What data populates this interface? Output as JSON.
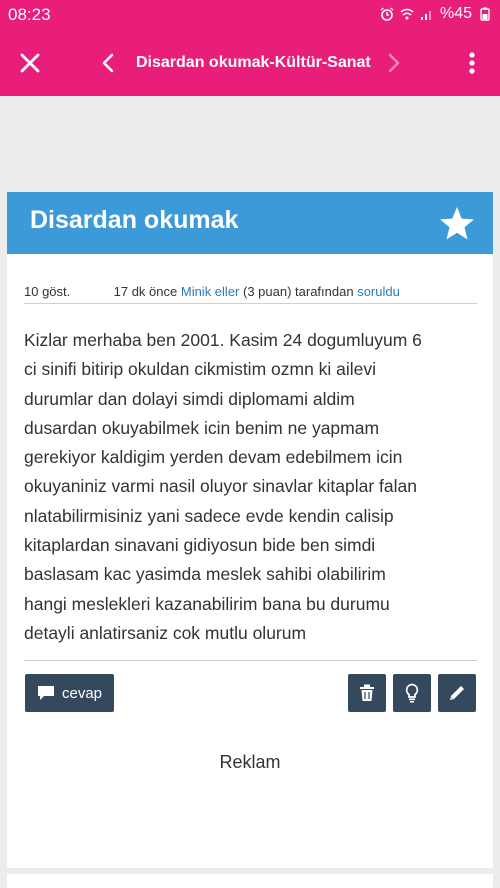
{
  "status_bar": {
    "time": "08:23",
    "battery": "%45",
    "icons": [
      "alarm-icon",
      "wifi-icon",
      "signal-icon",
      "battery-icon"
    ]
  },
  "app_bar": {
    "title": "Disardan okumak-Kültür-Sanat",
    "background": "#e91e7a",
    "icons": [
      "close-icon",
      "chevron-left-icon",
      "chevron-right-icon",
      "more-vertical-icon"
    ]
  },
  "question": {
    "header_color": "#3d9ad8",
    "title": "Disardan okumak",
    "star_icon": "star-icon",
    "meta": {
      "views": "10 göst.",
      "time": "17 dk önce",
      "user": "Minik eller",
      "points": "(3 puan) tarafından",
      "action": "soruldu"
    },
    "body_lines": [
      "Kizlar merhaba ben 2001. Kasim 24 dogumluyum 6",
      "ci sinifi bitirip okuldan cikmistim ozmn ki ailevi",
      "durumlar dan dolayi simdi diplomami aldim",
      "dusardan okuyabilmek icin benim ne yapmam",
      "gerekiyor kaldigim yerden devam edebilmem icin",
      "okuyaniniz varmi nasil oluyor sinavlar kitaplar falan",
      "nlatabilirmisiniz yani sadece evde kendin calisip",
      "kitaplardan sinavani gidiyosun bide ben simdi",
      "baslasam kac yasimda meslek sahibi olabilirim",
      "hangi meslekleri kazanabilirim bana bu durumu",
      "detayli anlatirsaniz cok mutlu olurum"
    ]
  },
  "actions": {
    "answer_label": "cevap",
    "answer_icon": "comment-icon",
    "delete_icon": "trash-icon",
    "hint_icon": "lightbulb-icon",
    "edit_icon": "pencil-icon",
    "button_color": "#34495e"
  },
  "ad": {
    "label": "Reklam"
  }
}
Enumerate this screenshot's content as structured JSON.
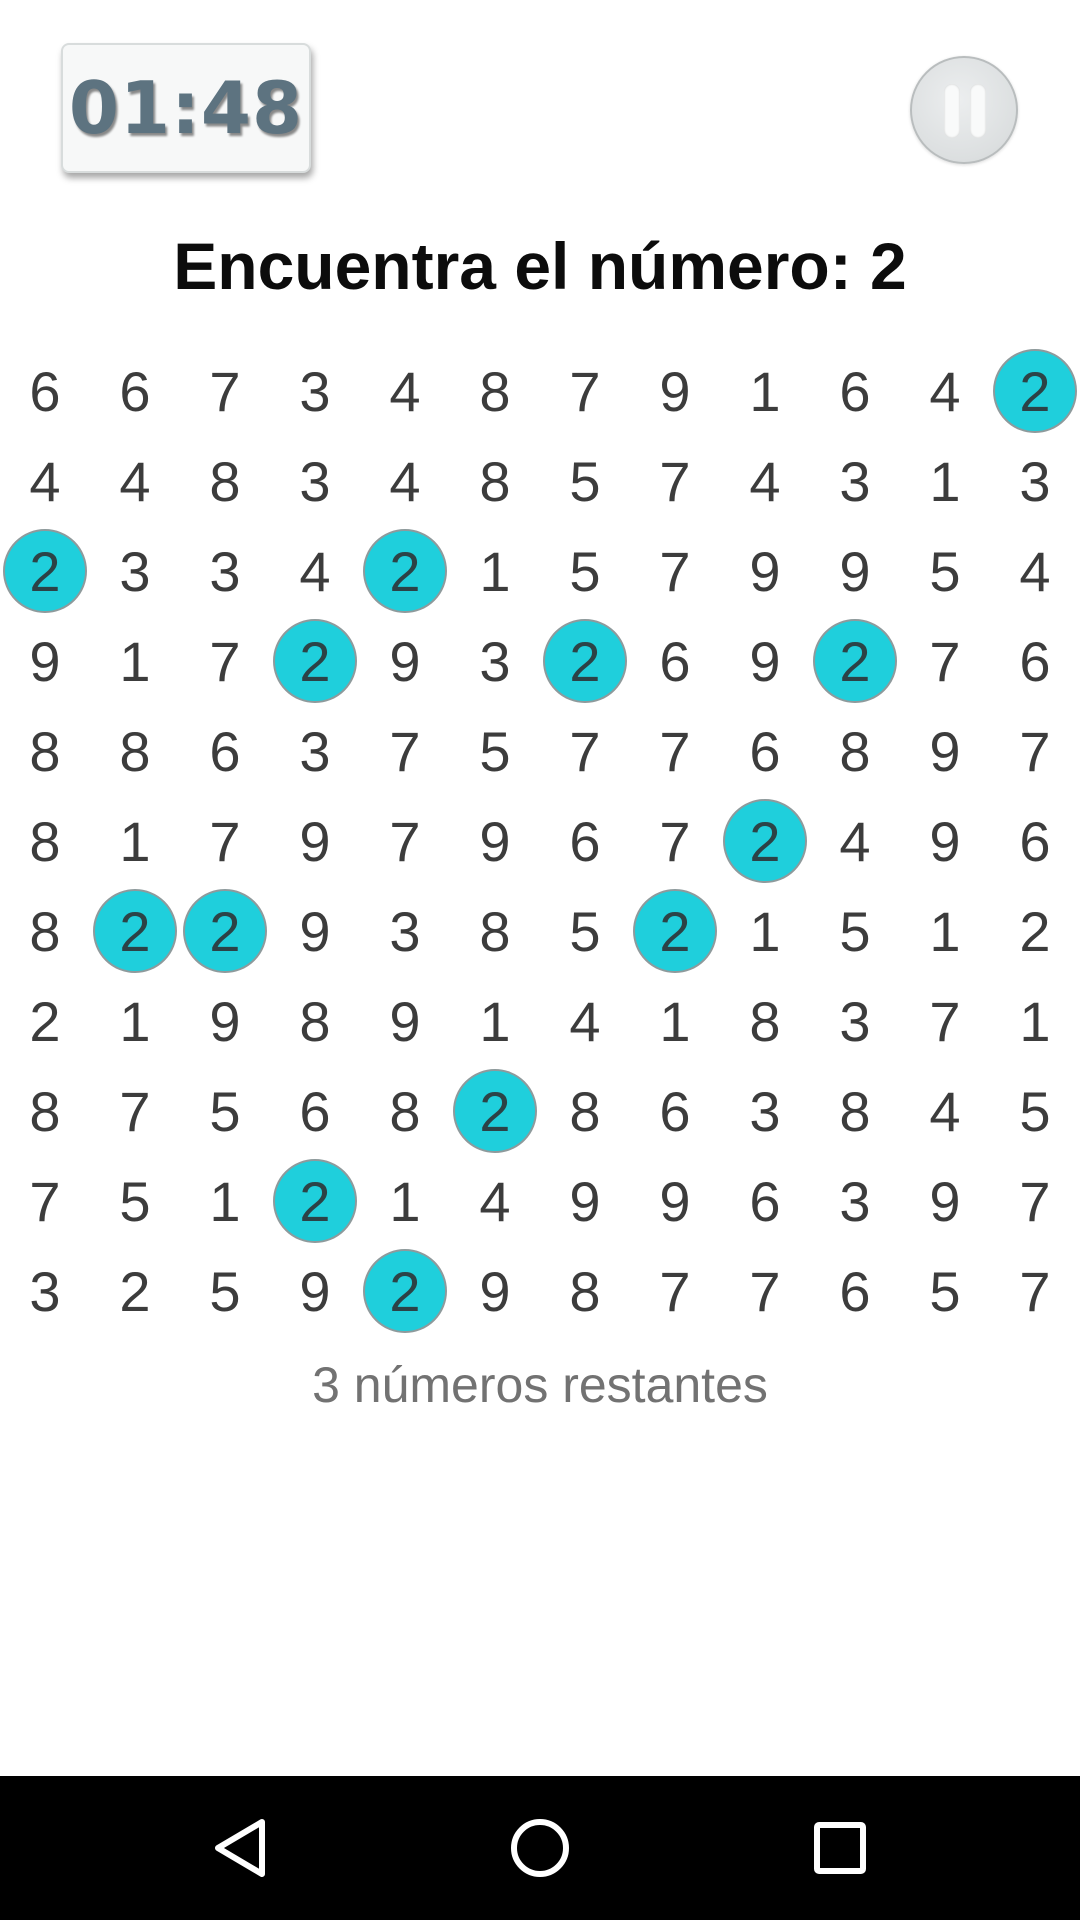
{
  "timer": {
    "value": "01:48"
  },
  "pause_button": {
    "icon": "pause-icon"
  },
  "instruction": {
    "text": "Encuentra el número: 2",
    "target": 2
  },
  "accent_color": "#1fcfdc",
  "grid": {
    "rows": [
      [
        "6",
        "6",
        "7",
        "3",
        "4",
        "8",
        "7",
        "9",
        "1",
        "6",
        "4",
        "2"
      ],
      [
        "4",
        "4",
        "8",
        "3",
        "4",
        "8",
        "5",
        "7",
        "4",
        "3",
        "1",
        "3"
      ],
      [
        "2",
        "3",
        "3",
        "4",
        "2",
        "1",
        "5",
        "7",
        "9",
        "9",
        "5",
        "4"
      ],
      [
        "9",
        "1",
        "7",
        "2",
        "9",
        "3",
        "2",
        "6",
        "9",
        "2",
        "7",
        "6"
      ],
      [
        "8",
        "8",
        "6",
        "3",
        "7",
        "5",
        "7",
        "7",
        "6",
        "8",
        "9",
        "7"
      ],
      [
        "8",
        "1",
        "7",
        "9",
        "7",
        "9",
        "6",
        "7",
        "2",
        "4",
        "9",
        "6"
      ],
      [
        "8",
        "2",
        "2",
        "9",
        "3",
        "8",
        "5",
        "2",
        "1",
        "5",
        "1",
        "2"
      ],
      [
        "2",
        "1",
        "9",
        "8",
        "9",
        "1",
        "4",
        "1",
        "8",
        "3",
        "7",
        "1"
      ],
      [
        "8",
        "7",
        "5",
        "6",
        "8",
        "2",
        "8",
        "6",
        "3",
        "8",
        "4",
        "5"
      ],
      [
        "7",
        "5",
        "1",
        "2",
        "1",
        "4",
        "9",
        "9",
        "6",
        "3",
        "9",
        "7"
      ],
      [
        "3",
        "2",
        "5",
        "9",
        "2",
        "9",
        "8",
        "7",
        "7",
        "6",
        "5",
        "7"
      ]
    ],
    "found": [
      [
        0,
        11
      ],
      [
        2,
        0
      ],
      [
        2,
        4
      ],
      [
        3,
        3
      ],
      [
        3,
        6
      ],
      [
        3,
        9
      ],
      [
        5,
        8
      ],
      [
        6,
        1
      ],
      [
        6,
        2
      ],
      [
        6,
        7
      ],
      [
        8,
        5
      ],
      [
        9,
        3
      ],
      [
        10,
        4
      ]
    ]
  },
  "status": {
    "remaining_text": "3 números restantes"
  },
  "navbar": {
    "back_icon": "back-triangle-icon",
    "home_icon": "home-circle-icon",
    "recents_icon": "recents-square-icon"
  }
}
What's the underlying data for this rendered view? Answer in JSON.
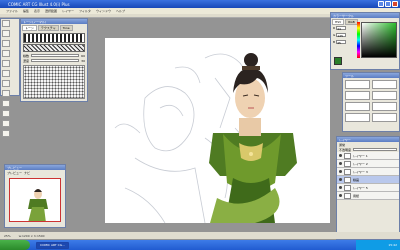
{
  "window": {
    "title": "COMIC ART CG Illust 4.0(i) Plus"
  },
  "menu": {
    "items": [
      "ファイル",
      "編集",
      "表示",
      "選択範囲",
      "レイヤー",
      "フィルタ",
      "ウィンドウ",
      "ヘルプ"
    ]
  },
  "tone_panel": {
    "title": "トーン(ノーマル)",
    "tabs": [
      "トーン",
      "テクスチャ",
      "Tone"
    ],
    "density_label": "線数",
    "density_value": "60",
    "density2_label": "濃度",
    "density2_value": "30"
  },
  "preview_panel": {
    "title": "プレビュー",
    "tabs": [
      "プレビュー",
      "ナビ"
    ]
  },
  "color_panel": {
    "title": "カラーサークル",
    "tabs": [
      "HSV",
      "RGB"
    ],
    "rgb": [
      {
        "label": "R",
        "value": "44"
      },
      {
        "label": "G",
        "value": "125"
      },
      {
        "label": "B",
        "value": "45"
      }
    ]
  },
  "brush_panel": {
    "title": "ツール"
  },
  "layer_panel": {
    "title": "レイヤー",
    "mode": "通常",
    "opacity": "不透明度",
    "layers": [
      {
        "name": "レイヤー 1"
      },
      {
        "name": "レイヤー 2"
      },
      {
        "name": "レイヤー 3"
      },
      {
        "name": "線画"
      },
      {
        "name": "レイヤー 5"
      },
      {
        "name": "用紙"
      }
    ]
  },
  "status": {
    "zoom": "25%",
    "size": "w:1200 × h:1500"
  },
  "taskbar": {
    "tasks": [
      "COMIC ART CG..."
    ],
    "clock": "15:42"
  },
  "colors": {
    "accent": "#2dbd2d",
    "titlebar": "#1848b8",
    "selection": "#b9c8ec"
  }
}
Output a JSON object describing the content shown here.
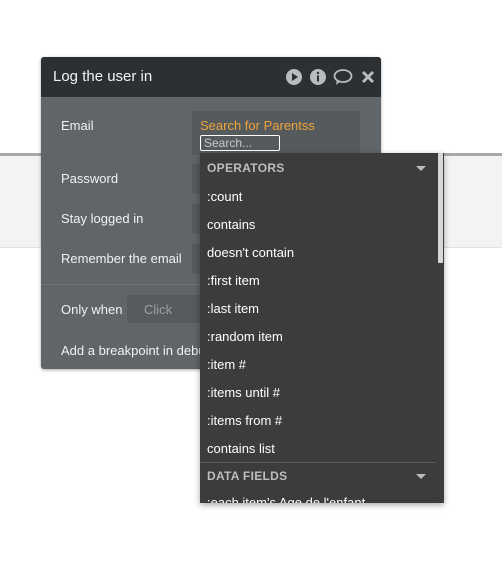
{
  "panel": {
    "title": "Log the user in",
    "icons": [
      "play-icon",
      "info-icon",
      "comment-icon",
      "close-icon"
    ],
    "rows": {
      "email_label": "Email",
      "email_value": "Search for Parentss",
      "search_placeholder": "Search...",
      "password_label": "Password",
      "stay_logged_in_label": "Stay logged in",
      "remember_email_label": "Remember the email",
      "only_when_label": "Only when",
      "only_when_placeholder": "Click",
      "breakpoint_label": "Add a breakpoint in debu"
    }
  },
  "dropdown": {
    "operators_title": "OPERATORS",
    "operators": [
      ":count",
      "contains",
      "doesn't contain",
      ":first item",
      ":last item",
      ":random item",
      ":item #",
      ":items until #",
      ":items from #",
      "contains list"
    ],
    "data_fields_title": "DATA FIELDS",
    "data_fields": [
      ":each item's Age de l'enfant"
    ]
  },
  "colors": {
    "header": "#2c3033",
    "panel": "#5f6568",
    "accent": "#f0a43a",
    "dropdown": "#3c3c3c"
  }
}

───

*Aim of the exercise*:
Transcribe all the lines above exactly, apart from the pictures.

*Solution to this exercise*:
What data populates this interface? Output as JSON.
{
  "status_bar": {
    "time": "08:23",
    "battery": "%45",
    "icons": [
      "alarm-icon",
      "wifi-icon",
      "signal-icon",
      "battery-icon"
    ]
  },
  "app_bar": {
    "title": "Disardan okumak-Kültür-Sanat",
    "background": "#e91e7a",
    "icons": [
      "close-icon",
      "chevron-left-icon",
      "chevron-right-icon",
      "more-vertical-icon"
    ]
  },
  "question": {
    "header_color": "#3d9ad8",
    "title": "Disardan okumak",
    "star_icon": "star-icon",
    "meta": {
      "views": "10 göst.",
      "time": "17 dk önce",
      "user": "Minik eller",
      "points": "(3 puan) tarafından",
      "action": "soruldu"
    },
    "body_lines": [
      "Kizlar merhaba ben 2001. Kasim 24 dogumluyum 6",
      "ci sinifi bitirip okuldan cikmistim ozmn ki ailevi",
      "durumlar dan dolayi simdi diplomami aldim",
      "dusardan okuyabilmek icin benim ne yapmam",
      "gerekiyor kaldigim yerden devam edebilmem icin",
      "okuyaniniz varmi nasil oluyor sinavlar kitaplar falan",
      "nlatabilirmisiniz yani sadece evde kendin calisip",
      "kitaplardan sinavani gidiyosun bide ben simdi",
      "baslasam kac yasimda meslek sahibi olabilirim",
      "hangi meslekleri kazanabilirim bana bu durumu",
      "detayli anlatirsaniz cok mutlu olurum"
    ]
  },
  "actions": {
    "answer_label": "cevap",
    "answer_icon": "comment-icon",
    "delete_icon": "trash-icon",
    "hint_icon": "lightbulb-icon",
    "edit_icon": "pencil-icon",
    "button_color": "#34495e"
  },
  "ad": {
    "label": "Reklam"
  }
}
Enumerate this screenshot's content as structured JSON.
{
  "timer": {
    "value": "01:48"
  },
  "pause_button": {
    "icon": "pause-icon"
  },
  "instruction": {
    "text": "Encuentra el número: 2",
    "target": 2
  },
  "accent_color": "#1fcfdc",
  "grid": {
    "rows": [
      [
        "6",
        "6",
        "7",
        "3",
        "4",
        "8",
        "7",
        "9",
        "1",
        "6",
        "4",
        "2"
      ],
      [
        "4",
        "4",
        "8",
        "3",
        "4",
        "8",
        "5",
        "7",
        "4",
        "3",
        "1",
        "3"
      ],
      [
        "2",
        "3",
        "3",
        "4",
        "2",
        "1",
        "5",
        "7",
        "9",
        "9",
        "5",
        "4"
      ],
      [
        "9",
        "1",
        "7",
        "2",
        "9",
        "3",
        "2",
        "6",
        "9",
        "2",
        "7",
        "6"
      ],
      [
        "8",
        "8",
        "6",
        "3",
        "7",
        "5",
        "7",
        "7",
        "6",
        "8",
        "9",
        "7"
      ],
      [
        "8",
        "1",
        "7",
        "9",
        "7",
        "9",
        "6",
        "7",
        "2",
        "4",
        "9",
        "6"
      ],
      [
        "8",
        "2",
        "2",
        "9",
        "3",
        "8",
        "5",
        "2",
        "1",
        "5",
        "1",
        "2"
      ],
      [
        "2",
        "1",
        "9",
        "8",
        "9",
        "1",
        "4",
        "1",
        "8",
        "3",
        "7",
        "1"
      ],
      [
        "8",
        "7",
        "5",
        "6",
        "8",
        "2",
        "8",
        "6",
        "3",
        "8",
        "4",
        "5"
      ],
      [
        "7",
        "5",
        "1",
        "2",
        "1",
        "4",
        "9",
        "9",
        "6",
        "3",
        "9",
        "7"
      ],
      [
        "3",
        "2",
        "5",
        "9",
        "2",
        "9",
        "8",
        "7",
        "7",
        "6",
        "5",
        "7"
      ]
    ],
    "found": [
      [
        0,
        11
      ],
      [
        2,
        0
      ],
      [
        2,
        4
      ],
      [
        3,
        3
      ],
      [
        3,
        6
      ],
      [
        3,
        9
      ],
      [
        5,
        8
      ],
      [
        6,
        1
      ],
      [
        6,
        2
      ],
      [
        6,
        7
      ],
      [
        8,
        5
      ],
      [
        9,
        3
      ],
      [
        10,
        4
      ]
    ]
  },
  "status": {
    "remaining_text": "3 números restantes"
  },
  "navbar": {
    "back_icon": "back-triangle-icon",
    "home_icon": "home-circle-icon",
    "recents_icon": "recents-square-icon"
  }
}
What's the underlying data for this rendered view? Answer in JSON.
{
  "window": {
    "title": "COMIC ART CG Illust 4.0(i) Plus"
  },
  "menu": {
    "items": [
      "ファイル",
      "編集",
      "表示",
      "選択範囲",
      "レイヤー",
      "フィルタ",
      "ウィンドウ",
      "ヘルプ"
    ]
  },
  "tone_panel": {
    "title": "トーン(ノーマル)",
    "tabs": [
      "トーン",
      "テクスチャ",
      "Tone"
    ],
    "density_label": "線数",
    "density_value": "60",
    "density2_label": "濃度",
    "density2_value": "30"
  },
  "preview_panel": {
    "title": "プレビュー",
    "tabs": [
      "プレビュー",
      "ナビ"
    ]
  },
  "color_panel": {
    "title": "カラーサークル",
    "tabs": [
      "HSV",
      "RGB"
    ],
    "rgb": [
      {
        "label": "R",
        "value": "44"
      },
      {
        "label": "G",
        "value": "125"
      },
      {
        "label": "B",
        "value": "45"
      }
    ]
  },
  "brush_panel": {
    "title": "ツール"
  },
  "layer_panel": {
    "title": "レイヤー",
    "mode": "通常",
    "opacity": "不透明度",
    "layers": [
      {
        "name": "レイヤー 1"
      },
      {
        "name": "レイヤー 2"
      },
      {
        "name": "レイヤー 3"
      },
      {
        "name": "線画"
      },
      {
        "name": "レイヤー 5"
      },
      {
        "name": "用紙"
      }
    ]
  },
  "status": {
    "zoom": "25%",
    "size": "w:1200 × h:1500"
  },
  "taskbar": {
    "tasks": [
      "COMIC ART CG..."
    ],
    "clock": "15:42"
  },
  "colors": {
    "accent": "#2dbd2d",
    "titlebar": "#1848b8",
    "selection": "#b9c8ec"
  }
}
Output a JSON object describing the content shown here.
{
  "panel": {
    "title": "Log the user in",
    "icons": [
      "play-icon",
      "info-icon",
      "comment-icon",
      "close-icon"
    ],
    "rows": {
      "email_label": "Email",
      "email_value": "Search for Parentss",
      "search_placeholder": "Search...",
      "password_label": "Password",
      "stay_logged_in_label": "Stay logged in",
      "remember_email_label": "Remember the email",
      "only_when_label": "Only when",
      "only_when_placeholder": "Click",
      "breakpoint_label": "Add a breakpoint in debu"
    }
  },
  "dropdown": {
    "operators_title": "OPERATORS",
    "operators": [
      ":count",
      "contains",
      "doesn't contain",
      ":first item",
      ":last item",
      ":random item",
      ":item #",
      ":items until #",
      ":items from #",
      "contains list"
    ],
    "data_fields_title": "DATA FIELDS",
    "data_fields": [
      ":each item's Age de l'enfant"
    ]
  },
  "colors": {
    "header": "#2c3033",
    "panel": "#5f6568",
    "accent": "#f0a43a",
    "dropdown": "#3c3c3c"
  }
}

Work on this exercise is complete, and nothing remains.